Instructions for the task ->
Give a count of the lines below that have the string "document" in them, with no other words.
--- BEGIN Records to use ---
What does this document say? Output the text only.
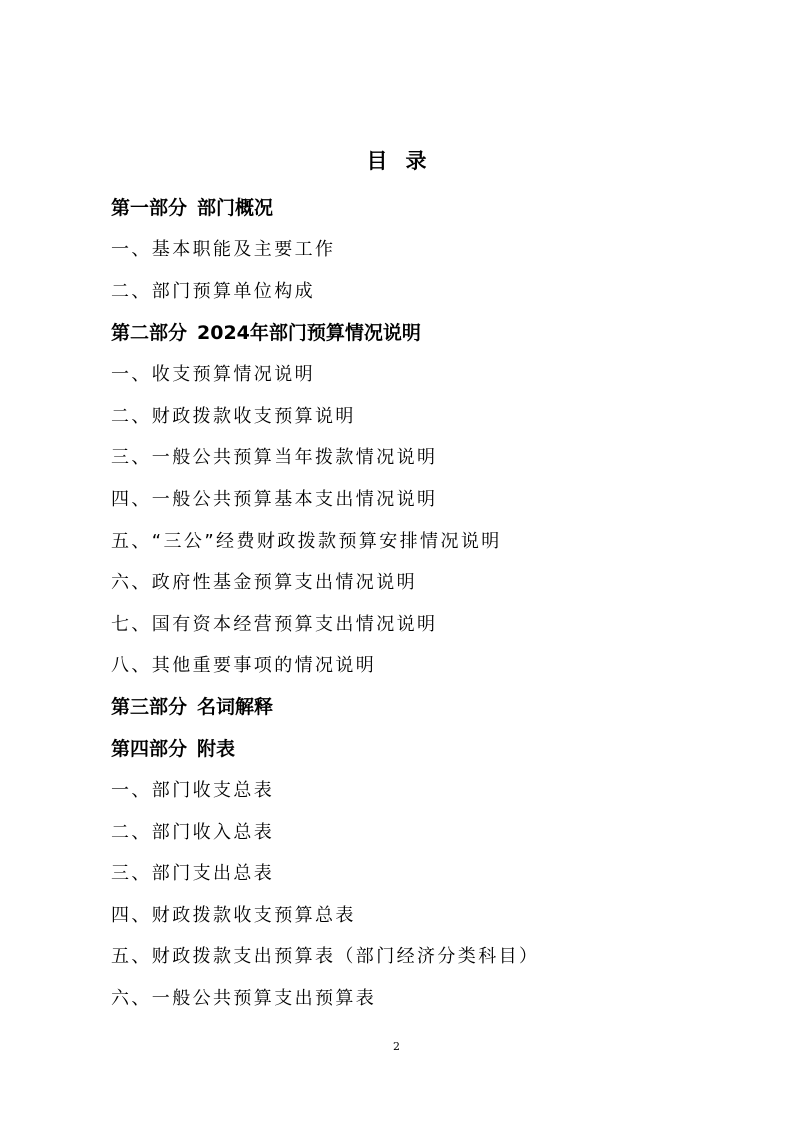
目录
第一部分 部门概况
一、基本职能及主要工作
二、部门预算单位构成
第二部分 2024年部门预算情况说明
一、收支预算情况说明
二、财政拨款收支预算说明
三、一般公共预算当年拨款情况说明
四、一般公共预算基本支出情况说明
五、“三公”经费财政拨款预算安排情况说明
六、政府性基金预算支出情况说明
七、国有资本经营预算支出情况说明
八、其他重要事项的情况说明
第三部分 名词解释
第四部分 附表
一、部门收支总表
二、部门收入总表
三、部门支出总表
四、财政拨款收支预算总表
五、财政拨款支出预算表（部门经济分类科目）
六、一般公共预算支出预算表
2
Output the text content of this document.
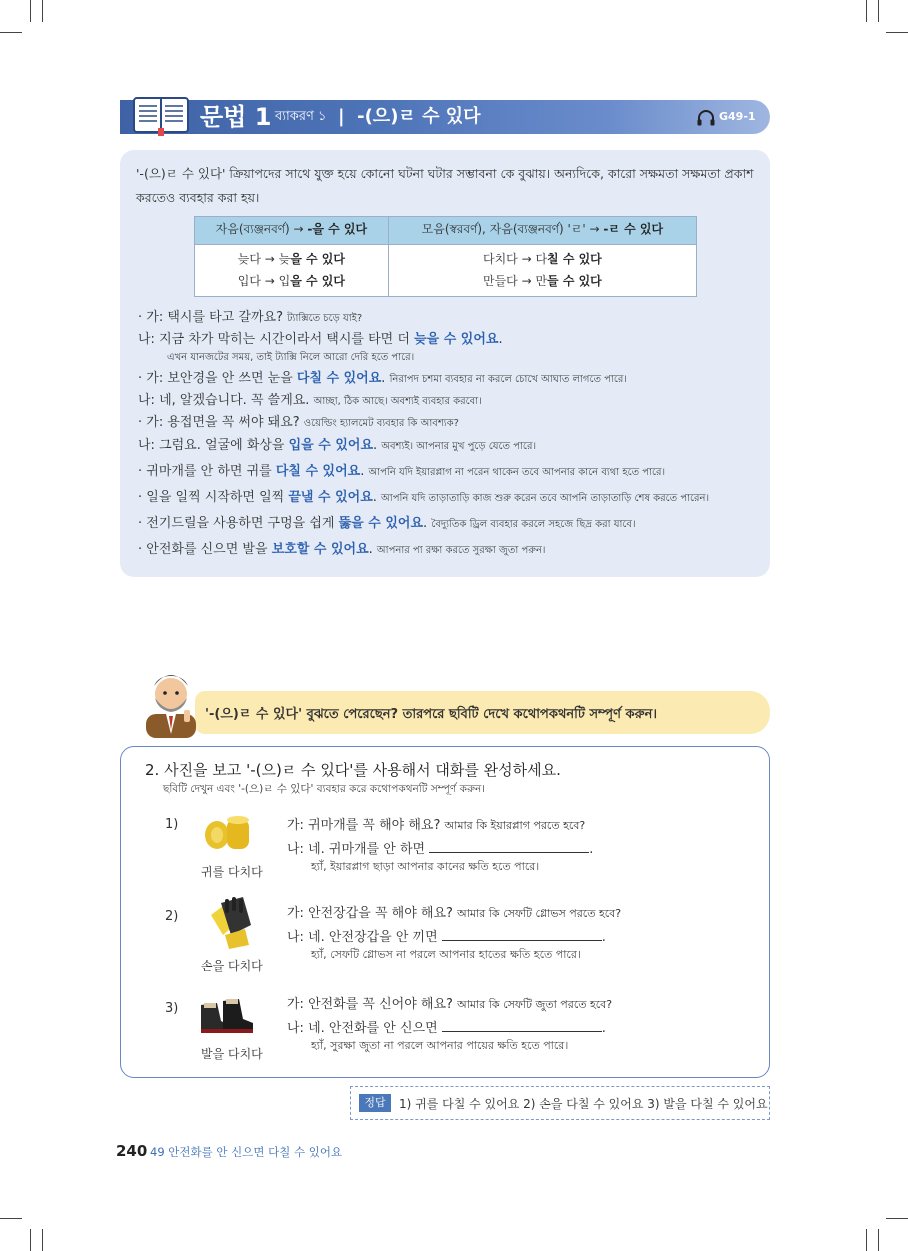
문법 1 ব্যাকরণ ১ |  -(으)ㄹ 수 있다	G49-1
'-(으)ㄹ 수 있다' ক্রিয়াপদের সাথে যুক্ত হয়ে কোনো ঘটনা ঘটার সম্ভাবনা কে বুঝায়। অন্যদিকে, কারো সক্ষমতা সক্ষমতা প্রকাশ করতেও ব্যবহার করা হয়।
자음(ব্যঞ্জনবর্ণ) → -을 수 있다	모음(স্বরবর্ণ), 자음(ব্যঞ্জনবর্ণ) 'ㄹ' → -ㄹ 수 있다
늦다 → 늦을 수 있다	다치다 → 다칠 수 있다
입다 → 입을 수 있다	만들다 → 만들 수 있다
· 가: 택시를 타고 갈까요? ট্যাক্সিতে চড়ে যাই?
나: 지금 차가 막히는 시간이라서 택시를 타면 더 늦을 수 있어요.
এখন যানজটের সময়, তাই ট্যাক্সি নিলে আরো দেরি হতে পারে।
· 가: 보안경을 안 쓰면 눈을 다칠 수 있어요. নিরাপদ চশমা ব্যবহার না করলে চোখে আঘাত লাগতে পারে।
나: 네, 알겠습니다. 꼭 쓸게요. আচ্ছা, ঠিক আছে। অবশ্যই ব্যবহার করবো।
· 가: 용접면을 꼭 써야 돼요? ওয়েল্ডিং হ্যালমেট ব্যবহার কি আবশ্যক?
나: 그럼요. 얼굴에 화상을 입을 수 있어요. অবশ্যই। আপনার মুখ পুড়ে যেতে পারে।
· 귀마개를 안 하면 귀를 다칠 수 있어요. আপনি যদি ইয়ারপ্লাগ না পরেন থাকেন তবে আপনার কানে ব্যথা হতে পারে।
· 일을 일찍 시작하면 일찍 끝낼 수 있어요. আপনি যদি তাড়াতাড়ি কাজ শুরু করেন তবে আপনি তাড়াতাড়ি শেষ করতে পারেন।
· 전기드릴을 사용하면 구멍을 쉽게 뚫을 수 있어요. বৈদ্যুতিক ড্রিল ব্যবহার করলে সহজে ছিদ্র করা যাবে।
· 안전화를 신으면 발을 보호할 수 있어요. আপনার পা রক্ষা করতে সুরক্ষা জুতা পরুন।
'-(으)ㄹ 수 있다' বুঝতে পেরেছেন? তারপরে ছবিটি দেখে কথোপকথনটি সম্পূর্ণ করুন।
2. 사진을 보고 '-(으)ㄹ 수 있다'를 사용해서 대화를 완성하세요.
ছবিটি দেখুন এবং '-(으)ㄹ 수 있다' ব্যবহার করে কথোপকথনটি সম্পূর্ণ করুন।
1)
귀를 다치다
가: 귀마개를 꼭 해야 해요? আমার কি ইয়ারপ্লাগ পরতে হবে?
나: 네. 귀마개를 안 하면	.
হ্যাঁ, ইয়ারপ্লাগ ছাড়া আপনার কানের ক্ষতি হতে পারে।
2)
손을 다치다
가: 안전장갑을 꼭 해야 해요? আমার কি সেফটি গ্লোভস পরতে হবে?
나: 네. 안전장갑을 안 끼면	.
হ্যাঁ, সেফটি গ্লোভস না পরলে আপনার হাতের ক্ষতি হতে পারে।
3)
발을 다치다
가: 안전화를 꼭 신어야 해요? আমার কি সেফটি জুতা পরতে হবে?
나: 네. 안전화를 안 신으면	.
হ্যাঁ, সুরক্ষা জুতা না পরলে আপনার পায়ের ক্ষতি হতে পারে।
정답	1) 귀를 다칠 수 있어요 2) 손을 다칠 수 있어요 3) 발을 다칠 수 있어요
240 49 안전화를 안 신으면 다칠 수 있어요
--- END Records to use ---
Complete response ->
2